**GOAL**
Where a line holds "this", copy it.

Part of a data file
»»

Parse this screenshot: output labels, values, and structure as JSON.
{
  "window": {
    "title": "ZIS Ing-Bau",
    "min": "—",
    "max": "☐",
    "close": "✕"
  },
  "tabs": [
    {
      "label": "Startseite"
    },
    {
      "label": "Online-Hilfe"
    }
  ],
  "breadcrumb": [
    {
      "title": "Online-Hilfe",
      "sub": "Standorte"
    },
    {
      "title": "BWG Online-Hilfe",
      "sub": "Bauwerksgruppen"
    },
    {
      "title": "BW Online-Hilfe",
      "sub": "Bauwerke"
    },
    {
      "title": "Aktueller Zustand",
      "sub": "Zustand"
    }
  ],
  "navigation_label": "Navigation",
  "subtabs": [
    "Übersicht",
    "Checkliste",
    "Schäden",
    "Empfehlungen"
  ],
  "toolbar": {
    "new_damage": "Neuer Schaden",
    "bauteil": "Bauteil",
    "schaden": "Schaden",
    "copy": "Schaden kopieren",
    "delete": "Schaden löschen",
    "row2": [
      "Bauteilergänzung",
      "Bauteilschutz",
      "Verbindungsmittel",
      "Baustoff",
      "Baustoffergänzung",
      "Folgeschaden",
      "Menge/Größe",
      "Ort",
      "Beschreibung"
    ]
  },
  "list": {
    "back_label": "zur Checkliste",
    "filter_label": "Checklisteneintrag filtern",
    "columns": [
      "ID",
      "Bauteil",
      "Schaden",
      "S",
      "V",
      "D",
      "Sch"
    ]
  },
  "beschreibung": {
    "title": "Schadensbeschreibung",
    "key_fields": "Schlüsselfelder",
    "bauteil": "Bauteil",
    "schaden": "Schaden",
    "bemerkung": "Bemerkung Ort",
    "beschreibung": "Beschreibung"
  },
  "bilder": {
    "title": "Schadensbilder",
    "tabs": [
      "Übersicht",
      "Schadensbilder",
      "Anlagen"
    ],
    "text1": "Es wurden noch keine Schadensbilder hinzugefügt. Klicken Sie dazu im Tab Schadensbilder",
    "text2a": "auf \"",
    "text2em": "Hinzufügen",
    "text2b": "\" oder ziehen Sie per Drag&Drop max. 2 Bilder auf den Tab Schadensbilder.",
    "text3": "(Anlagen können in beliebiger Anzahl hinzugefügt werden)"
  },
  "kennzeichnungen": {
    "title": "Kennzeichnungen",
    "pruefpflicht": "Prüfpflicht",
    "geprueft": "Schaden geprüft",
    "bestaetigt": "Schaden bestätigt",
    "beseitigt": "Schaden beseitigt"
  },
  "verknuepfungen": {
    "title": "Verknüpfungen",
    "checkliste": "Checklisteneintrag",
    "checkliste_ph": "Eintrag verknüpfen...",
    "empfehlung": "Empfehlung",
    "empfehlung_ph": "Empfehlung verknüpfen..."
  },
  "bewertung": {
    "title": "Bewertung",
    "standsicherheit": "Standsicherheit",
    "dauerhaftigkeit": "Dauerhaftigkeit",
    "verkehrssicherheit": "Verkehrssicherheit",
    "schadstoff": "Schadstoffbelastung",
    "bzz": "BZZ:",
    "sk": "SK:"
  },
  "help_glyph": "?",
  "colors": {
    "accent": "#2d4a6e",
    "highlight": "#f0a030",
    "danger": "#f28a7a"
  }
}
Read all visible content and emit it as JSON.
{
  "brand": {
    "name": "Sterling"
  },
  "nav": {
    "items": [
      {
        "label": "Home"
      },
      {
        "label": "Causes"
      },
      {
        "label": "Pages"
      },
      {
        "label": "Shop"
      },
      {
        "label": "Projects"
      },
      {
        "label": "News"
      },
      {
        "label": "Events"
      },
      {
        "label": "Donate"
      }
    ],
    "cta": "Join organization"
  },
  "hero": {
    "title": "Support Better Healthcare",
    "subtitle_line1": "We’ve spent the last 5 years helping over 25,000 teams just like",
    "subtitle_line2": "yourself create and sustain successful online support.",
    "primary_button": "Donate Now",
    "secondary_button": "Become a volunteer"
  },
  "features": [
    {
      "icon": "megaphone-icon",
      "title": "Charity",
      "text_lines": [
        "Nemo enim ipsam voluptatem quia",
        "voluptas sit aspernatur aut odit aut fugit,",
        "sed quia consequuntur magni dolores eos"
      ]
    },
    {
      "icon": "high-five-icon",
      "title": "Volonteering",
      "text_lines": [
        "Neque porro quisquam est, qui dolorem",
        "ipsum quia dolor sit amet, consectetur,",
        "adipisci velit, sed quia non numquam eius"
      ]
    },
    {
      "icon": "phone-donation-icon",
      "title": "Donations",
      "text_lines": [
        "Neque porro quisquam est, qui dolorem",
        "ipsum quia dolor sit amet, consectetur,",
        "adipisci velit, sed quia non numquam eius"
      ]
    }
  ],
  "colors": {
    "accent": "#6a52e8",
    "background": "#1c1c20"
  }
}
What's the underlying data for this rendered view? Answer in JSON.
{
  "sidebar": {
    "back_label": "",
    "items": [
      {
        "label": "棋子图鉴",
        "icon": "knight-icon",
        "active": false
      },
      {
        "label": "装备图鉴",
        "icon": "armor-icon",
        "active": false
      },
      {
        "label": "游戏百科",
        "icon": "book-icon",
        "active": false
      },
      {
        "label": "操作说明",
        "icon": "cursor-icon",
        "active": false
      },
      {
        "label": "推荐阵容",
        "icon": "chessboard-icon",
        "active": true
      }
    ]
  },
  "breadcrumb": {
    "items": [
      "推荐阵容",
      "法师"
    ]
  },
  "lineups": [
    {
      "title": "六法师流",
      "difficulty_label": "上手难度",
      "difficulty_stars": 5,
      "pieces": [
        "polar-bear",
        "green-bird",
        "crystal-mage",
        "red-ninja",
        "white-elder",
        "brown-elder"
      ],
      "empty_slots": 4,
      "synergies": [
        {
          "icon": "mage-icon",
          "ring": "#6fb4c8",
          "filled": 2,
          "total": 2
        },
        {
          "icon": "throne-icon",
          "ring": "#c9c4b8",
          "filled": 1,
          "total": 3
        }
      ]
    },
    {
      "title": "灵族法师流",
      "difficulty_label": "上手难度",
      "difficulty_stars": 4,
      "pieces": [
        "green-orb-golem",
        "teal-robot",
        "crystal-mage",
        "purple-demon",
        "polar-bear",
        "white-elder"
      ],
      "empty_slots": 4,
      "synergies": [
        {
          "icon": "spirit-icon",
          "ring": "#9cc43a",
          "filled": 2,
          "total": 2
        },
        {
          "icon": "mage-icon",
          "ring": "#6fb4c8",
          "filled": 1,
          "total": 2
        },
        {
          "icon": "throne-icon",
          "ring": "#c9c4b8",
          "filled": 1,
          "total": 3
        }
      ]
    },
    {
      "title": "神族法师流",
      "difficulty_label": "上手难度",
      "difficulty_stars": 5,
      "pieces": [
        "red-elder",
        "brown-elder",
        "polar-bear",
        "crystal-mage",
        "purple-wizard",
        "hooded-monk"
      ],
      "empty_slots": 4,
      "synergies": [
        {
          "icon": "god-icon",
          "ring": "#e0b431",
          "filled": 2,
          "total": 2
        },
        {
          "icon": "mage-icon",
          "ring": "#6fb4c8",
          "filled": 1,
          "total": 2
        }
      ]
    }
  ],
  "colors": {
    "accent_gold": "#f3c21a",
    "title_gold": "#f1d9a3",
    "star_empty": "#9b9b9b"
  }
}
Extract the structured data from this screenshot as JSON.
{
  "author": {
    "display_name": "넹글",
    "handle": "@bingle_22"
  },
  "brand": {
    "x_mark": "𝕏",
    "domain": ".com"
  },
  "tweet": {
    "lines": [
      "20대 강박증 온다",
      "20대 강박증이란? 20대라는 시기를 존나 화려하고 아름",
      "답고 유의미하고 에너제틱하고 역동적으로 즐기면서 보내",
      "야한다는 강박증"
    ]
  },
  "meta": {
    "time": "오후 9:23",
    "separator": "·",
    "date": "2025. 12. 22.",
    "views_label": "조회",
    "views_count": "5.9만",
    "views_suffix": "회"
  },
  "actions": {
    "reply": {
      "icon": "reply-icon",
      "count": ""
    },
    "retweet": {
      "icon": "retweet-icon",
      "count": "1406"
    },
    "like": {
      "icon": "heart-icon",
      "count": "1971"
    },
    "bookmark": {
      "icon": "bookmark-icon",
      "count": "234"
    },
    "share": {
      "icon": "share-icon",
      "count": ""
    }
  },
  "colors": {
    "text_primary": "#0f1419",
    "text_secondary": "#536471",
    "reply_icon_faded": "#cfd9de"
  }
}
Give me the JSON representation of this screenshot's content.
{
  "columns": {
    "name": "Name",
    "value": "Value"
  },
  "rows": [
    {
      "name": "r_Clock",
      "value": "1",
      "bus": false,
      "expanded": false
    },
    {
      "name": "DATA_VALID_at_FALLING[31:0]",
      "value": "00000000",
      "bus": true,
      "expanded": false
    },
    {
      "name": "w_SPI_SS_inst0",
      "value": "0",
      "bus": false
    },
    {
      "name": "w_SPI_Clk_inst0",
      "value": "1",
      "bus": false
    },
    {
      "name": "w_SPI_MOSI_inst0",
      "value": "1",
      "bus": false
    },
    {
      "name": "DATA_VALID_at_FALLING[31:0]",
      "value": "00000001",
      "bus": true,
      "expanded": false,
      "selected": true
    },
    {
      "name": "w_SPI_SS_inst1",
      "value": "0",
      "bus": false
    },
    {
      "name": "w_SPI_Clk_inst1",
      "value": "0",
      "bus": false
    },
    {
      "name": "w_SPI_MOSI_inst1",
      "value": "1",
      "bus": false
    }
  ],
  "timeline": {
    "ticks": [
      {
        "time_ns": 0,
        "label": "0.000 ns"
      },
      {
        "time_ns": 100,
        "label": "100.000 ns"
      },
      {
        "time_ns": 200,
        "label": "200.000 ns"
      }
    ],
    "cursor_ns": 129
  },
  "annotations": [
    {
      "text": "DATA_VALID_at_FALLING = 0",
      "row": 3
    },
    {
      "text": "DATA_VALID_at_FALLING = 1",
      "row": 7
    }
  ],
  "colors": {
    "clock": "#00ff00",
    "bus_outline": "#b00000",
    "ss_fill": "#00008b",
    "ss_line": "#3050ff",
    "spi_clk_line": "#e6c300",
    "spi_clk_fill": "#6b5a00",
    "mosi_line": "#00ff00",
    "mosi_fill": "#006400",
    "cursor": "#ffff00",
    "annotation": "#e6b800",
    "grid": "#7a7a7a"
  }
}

««

**TASK OUTPUT**
Parse this screenshot: output labels, values, and structure as JSON.
What's the underlying data for this rendered view? Answer in JSON.
Extract the structured data from this screenshot as JSON.
Give me the JSON representation of this screenshot's content.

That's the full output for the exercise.